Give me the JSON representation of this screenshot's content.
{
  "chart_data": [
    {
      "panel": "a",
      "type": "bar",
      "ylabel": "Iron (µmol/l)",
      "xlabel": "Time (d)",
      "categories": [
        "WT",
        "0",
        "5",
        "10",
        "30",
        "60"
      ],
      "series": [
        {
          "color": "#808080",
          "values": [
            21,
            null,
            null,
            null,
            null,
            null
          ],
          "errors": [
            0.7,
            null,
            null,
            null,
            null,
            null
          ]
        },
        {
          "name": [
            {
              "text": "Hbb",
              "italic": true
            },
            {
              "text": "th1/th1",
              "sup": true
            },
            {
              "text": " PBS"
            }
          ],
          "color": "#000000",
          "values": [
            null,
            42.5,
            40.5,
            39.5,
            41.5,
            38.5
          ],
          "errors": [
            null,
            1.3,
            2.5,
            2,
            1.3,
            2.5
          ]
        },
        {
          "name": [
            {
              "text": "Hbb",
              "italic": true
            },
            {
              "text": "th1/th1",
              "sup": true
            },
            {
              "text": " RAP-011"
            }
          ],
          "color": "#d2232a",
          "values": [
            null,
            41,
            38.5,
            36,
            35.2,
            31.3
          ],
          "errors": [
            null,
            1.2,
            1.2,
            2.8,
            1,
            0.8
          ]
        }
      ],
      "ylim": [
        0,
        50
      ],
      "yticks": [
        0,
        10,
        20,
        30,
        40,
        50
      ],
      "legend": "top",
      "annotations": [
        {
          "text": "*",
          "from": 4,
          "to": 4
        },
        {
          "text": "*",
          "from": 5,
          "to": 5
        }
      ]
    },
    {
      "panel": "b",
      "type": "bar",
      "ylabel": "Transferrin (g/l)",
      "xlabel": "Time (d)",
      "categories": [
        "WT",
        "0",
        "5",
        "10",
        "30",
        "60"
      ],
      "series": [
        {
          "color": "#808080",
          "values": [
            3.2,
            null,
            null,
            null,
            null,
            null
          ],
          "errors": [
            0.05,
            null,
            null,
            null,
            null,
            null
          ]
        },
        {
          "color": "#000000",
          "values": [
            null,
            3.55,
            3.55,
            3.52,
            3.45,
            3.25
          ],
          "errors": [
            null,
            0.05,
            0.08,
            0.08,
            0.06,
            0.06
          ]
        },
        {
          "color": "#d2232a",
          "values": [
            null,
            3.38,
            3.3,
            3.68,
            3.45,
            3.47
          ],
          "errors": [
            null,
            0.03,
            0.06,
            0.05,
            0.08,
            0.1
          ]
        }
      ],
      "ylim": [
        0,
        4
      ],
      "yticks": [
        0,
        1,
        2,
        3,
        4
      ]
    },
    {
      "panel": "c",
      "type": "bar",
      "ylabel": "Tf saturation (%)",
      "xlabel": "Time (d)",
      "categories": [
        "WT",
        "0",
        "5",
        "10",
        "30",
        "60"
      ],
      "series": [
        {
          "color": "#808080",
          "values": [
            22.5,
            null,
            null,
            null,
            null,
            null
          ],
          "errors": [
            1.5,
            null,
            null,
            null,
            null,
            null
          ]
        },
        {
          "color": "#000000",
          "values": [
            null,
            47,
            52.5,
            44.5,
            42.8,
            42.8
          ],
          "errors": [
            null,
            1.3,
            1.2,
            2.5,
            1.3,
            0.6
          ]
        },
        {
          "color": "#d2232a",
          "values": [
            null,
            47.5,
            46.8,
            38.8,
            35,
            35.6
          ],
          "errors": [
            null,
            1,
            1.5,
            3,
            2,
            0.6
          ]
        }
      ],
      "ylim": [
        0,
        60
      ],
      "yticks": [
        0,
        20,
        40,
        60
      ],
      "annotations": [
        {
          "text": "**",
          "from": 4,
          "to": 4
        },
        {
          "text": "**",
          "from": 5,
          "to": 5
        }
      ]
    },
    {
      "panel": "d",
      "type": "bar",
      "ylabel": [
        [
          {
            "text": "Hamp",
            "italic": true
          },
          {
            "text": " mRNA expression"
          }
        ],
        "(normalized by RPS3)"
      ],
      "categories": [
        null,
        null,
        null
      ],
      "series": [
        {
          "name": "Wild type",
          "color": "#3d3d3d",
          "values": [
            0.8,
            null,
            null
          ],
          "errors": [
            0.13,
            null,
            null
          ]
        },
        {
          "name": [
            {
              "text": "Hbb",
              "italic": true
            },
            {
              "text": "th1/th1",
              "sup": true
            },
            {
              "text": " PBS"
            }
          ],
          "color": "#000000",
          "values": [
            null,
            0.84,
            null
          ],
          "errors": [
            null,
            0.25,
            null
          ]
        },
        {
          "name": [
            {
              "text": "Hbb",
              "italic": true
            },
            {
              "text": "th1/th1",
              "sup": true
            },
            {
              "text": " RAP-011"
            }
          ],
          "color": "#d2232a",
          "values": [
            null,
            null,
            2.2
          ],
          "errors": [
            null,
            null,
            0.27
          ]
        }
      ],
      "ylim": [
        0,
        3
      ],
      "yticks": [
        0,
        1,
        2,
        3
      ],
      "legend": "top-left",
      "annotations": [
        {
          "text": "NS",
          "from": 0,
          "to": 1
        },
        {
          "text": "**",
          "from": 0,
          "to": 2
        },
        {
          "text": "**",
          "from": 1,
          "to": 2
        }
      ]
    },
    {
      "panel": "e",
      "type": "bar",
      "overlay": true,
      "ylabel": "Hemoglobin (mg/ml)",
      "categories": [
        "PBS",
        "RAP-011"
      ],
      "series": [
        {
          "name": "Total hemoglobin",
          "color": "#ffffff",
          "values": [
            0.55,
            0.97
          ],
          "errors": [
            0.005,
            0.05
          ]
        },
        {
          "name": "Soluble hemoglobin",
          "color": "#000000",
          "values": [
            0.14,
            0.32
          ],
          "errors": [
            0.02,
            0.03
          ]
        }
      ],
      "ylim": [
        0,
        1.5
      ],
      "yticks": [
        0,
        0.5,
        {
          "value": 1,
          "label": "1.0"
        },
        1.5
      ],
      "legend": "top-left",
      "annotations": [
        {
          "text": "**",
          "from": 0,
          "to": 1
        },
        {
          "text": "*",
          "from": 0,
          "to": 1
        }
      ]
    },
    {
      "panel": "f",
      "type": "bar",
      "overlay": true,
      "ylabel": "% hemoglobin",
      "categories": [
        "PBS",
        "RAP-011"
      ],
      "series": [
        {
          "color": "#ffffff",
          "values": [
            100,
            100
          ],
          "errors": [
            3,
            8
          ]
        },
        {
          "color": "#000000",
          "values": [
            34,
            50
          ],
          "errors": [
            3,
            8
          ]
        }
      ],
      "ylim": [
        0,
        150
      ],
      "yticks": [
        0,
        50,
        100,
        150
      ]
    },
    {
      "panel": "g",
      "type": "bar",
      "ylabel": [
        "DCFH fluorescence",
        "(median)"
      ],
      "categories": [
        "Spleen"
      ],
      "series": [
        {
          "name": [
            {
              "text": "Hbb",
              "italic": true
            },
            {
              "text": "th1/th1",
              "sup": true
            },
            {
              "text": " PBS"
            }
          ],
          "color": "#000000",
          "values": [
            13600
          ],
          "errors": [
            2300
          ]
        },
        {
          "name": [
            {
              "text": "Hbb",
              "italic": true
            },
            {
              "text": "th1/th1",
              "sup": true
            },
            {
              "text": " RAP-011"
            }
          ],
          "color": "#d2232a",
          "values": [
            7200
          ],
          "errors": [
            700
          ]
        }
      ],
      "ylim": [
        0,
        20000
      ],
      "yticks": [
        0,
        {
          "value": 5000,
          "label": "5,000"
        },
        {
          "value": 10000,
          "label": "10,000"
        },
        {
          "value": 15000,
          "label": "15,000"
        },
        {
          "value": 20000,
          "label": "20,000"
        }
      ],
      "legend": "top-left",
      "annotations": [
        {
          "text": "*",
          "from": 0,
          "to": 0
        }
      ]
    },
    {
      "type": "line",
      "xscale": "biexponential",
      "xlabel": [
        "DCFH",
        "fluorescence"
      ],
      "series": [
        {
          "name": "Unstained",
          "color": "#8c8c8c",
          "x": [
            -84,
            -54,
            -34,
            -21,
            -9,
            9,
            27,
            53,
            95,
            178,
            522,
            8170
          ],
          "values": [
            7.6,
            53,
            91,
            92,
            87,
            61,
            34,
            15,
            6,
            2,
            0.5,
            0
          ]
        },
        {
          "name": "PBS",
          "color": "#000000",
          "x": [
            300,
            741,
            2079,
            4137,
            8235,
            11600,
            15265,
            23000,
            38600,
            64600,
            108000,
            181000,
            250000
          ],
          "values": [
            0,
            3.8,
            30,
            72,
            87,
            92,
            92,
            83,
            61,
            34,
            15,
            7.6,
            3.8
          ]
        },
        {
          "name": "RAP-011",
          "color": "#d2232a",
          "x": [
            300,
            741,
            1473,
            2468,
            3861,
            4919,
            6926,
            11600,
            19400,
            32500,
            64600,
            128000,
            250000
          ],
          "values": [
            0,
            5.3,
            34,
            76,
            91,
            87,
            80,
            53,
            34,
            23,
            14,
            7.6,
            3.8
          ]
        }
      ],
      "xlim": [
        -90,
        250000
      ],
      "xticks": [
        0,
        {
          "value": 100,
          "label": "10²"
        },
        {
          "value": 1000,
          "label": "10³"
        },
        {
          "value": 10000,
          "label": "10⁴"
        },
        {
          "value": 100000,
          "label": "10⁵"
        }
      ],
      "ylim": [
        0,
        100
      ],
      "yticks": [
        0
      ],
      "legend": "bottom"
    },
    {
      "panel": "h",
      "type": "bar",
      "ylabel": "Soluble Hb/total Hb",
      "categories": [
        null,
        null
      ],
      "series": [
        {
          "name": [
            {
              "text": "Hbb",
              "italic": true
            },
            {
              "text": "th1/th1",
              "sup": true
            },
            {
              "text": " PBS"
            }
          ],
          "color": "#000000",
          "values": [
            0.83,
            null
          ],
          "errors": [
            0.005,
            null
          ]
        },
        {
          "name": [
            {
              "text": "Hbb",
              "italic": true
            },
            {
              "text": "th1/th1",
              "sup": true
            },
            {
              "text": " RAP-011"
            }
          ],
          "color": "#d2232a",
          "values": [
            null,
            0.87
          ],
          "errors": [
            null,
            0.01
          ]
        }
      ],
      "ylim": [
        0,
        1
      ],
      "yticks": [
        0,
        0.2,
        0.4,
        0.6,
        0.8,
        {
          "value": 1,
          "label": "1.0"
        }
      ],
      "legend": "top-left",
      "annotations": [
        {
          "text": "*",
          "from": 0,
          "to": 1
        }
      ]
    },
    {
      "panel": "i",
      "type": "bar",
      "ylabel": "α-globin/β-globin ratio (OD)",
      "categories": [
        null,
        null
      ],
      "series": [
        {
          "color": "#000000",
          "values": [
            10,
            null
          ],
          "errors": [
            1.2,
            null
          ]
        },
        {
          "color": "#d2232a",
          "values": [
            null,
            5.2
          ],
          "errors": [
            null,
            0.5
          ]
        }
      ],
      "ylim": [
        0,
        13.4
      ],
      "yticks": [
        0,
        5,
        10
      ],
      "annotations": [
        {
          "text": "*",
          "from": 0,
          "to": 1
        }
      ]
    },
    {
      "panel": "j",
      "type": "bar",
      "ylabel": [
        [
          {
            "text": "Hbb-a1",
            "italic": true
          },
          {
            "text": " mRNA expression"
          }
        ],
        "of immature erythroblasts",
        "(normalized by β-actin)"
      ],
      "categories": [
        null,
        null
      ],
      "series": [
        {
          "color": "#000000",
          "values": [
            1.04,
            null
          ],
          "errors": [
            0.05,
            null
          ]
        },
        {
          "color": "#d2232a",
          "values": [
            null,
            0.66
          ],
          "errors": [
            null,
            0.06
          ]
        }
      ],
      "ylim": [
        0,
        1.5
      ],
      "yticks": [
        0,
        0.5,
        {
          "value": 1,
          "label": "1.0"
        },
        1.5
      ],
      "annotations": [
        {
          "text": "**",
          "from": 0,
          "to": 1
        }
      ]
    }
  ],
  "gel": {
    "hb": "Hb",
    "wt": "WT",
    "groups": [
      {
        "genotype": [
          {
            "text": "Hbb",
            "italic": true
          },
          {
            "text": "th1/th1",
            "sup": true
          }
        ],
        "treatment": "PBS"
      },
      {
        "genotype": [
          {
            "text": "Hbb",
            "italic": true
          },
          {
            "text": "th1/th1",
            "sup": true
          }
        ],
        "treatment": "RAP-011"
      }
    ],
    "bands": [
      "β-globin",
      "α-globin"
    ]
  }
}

EXERCISE => Which of the lines in the data hold the string "ylabel"? Report each of them by copying it.

COMPLETED EXERCISE =>
      "ylabel": "Iron (µmol/l)",
      "ylabel": "Transferrin (g/l)",
      "ylabel": "Tf saturation (%)",
      "ylabel": [
      "ylabel": "Hemoglobin (mg/ml)",
      "ylabel": "% hemoglobin",
      "ylabel": [
      "ylabel": "Soluble Hb/total Hb",
      "ylabel": "α-globin/β-globin ratio (OD)",
      "ylabel": [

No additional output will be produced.